- [Short problem] Every entry must be copied word for word.

- [Raw data]

·····

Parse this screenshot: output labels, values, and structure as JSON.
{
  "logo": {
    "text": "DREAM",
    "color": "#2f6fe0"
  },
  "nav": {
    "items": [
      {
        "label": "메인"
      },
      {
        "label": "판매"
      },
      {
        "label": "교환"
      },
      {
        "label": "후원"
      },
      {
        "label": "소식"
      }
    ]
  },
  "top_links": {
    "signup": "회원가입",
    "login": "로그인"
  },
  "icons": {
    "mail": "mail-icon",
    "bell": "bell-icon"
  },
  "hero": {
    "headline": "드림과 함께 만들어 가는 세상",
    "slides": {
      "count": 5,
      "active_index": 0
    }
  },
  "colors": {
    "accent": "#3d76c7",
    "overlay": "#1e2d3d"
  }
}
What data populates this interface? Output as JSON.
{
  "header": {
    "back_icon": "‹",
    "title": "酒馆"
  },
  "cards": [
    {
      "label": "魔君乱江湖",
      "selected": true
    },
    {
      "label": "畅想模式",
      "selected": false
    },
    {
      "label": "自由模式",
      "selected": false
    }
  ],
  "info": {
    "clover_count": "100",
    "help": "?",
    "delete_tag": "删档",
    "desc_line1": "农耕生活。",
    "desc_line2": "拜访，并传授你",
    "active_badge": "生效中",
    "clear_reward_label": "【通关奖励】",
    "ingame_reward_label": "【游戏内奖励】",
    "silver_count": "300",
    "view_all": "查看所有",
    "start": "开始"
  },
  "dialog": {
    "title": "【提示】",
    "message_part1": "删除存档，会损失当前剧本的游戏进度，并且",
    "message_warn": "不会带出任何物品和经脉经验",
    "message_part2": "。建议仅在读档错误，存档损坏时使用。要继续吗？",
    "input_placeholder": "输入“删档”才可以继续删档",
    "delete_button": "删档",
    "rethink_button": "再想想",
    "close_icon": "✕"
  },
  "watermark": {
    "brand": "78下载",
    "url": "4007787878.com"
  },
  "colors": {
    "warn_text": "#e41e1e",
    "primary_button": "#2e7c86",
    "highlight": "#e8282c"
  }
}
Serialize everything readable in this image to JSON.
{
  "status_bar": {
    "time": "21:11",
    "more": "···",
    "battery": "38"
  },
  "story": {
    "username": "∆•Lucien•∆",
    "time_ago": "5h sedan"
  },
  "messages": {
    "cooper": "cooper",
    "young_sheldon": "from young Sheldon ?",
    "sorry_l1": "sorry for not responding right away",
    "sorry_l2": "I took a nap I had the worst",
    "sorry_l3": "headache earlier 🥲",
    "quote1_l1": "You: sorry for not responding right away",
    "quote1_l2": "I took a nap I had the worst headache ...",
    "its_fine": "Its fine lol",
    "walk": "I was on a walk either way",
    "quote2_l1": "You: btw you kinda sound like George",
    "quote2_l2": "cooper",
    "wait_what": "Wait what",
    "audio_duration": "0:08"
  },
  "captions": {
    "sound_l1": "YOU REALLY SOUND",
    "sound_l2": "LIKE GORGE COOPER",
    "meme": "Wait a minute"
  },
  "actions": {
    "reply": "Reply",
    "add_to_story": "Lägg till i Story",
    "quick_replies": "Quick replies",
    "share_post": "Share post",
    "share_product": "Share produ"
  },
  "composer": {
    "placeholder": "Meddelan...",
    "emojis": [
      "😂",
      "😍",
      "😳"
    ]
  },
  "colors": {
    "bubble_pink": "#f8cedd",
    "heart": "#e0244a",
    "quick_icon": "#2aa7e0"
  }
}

·····

- [Completed exercise]
Parse this screenshot: output labels, values, and structure as JSON.
{
  "logo": {
    "text": "DREAM",
    "color": "#2f6fe0"
  },
  "nav": {
    "items": [
      {
        "label": "메인"
      },
      {
        "label": "판매"
      },
      {
        "label": "교환"
      },
      {
        "label": "후원"
      },
      {
        "label": "소식"
      }
    ]
  },
  "top_links": {
    "signup": "회원가입",
    "login": "로그인"
  },
  "icons": {
    "mail": "mail-icon",
    "bell": "bell-icon"
  },
  "hero": {
    "headline": "드림과 함께 만들어 가는 세상",
    "slides": {
      "count": 5,
      "active_index": 0
    }
  },
  "colors": {
    "accent": "#3d76c7",
    "overlay": "#1e2d3d"
  }
}
What data populates this interface? Output as JSON.
{
  "header": {
    "back_icon": "‹",
    "title": "酒馆"
  },
  "cards": [
    {
      "label": "魔君乱江湖",
      "selected": true
    },
    {
      "label": "畅想模式",
      "selected": false
    },
    {
      "label": "自由模式",
      "selected": false
    }
  ],
  "info": {
    "clover_count": "100",
    "help": "?",
    "delete_tag": "删档",
    "desc_line1": "农耕生活。",
    "desc_line2": "拜访，并传授你",
    "active_badge": "生效中",
    "clear_reward_label": "【通关奖励】",
    "ingame_reward_label": "【游戏内奖励】",
    "silver_count": "300",
    "view_all": "查看所有",
    "start": "开始"
  },
  "dialog": {
    "title": "【提示】",
    "message_part1": "删除存档，会损失当前剧本的游戏进度，并且",
    "message_warn": "不会带出任何物品和经脉经验",
    "message_part2": "。建议仅在读档错误，存档损坏时使用。要继续吗？",
    "input_placeholder": "输入“删档”才可以继续删档",
    "delete_button": "删档",
    "rethink_button": "再想想",
    "close_icon": "✕"
  },
  "watermark": {
    "brand": "78下载",
    "url": "4007787878.com"
  },
  "colors": {
    "warn_text": "#e41e1e",
    "primary_button": "#2e7c86",
    "highlight": "#e8282c"
  }
}
Serialize everything readable in this image to JSON.
{
  "status_bar": {
    "time": "21:11",
    "more": "···",
    "battery": "38"
  },
  "story": {
    "username": "∆•Lucien•∆",
    "time_ago": "5h sedan"
  },
  "messages": {
    "cooper": "cooper",
    "young_sheldon": "from young Sheldon ?",
    "sorry_l1": "sorry for not responding right away",
    "sorry_l2": "I took a nap I had the worst",
    "sorry_l3": "headache earlier 🥲",
    "quote1_l1": "You: sorry for not responding right away",
    "quote1_l2": "I took a nap I had the worst headache ...",
    "its_fine": "Its fine lol",
    "walk": "I was on a walk either way",
    "quote2_l1": "You: btw you kinda sound like George",
    "quote2_l2": "cooper",
    "wait_what": "Wait what",
    "audio_duration": "0:08"
  },
  "captions": {
    "sound_l1": "YOU REALLY SOUND",
    "sound_l2": "LIKE GORGE COOPER",
    "meme": "Wait a minute"
  },
  "actions": {
    "reply": "Reply",
    "add_to_story": "Lägg till i Story",
    "quick_replies": "Quick replies",
    "share_post": "Share post",
    "share_product": "Share produ"
  },
  "composer": {
    "placeholder": "Meddelan...",
    "emojis": [
      "😂",
      "😍",
      "😳"
    ]
  },
  "colors": {
    "bubble_pink": "#f8cedd",
    "heart": "#e0244a",
    "quick_icon": "#2aa7e0"
  }
}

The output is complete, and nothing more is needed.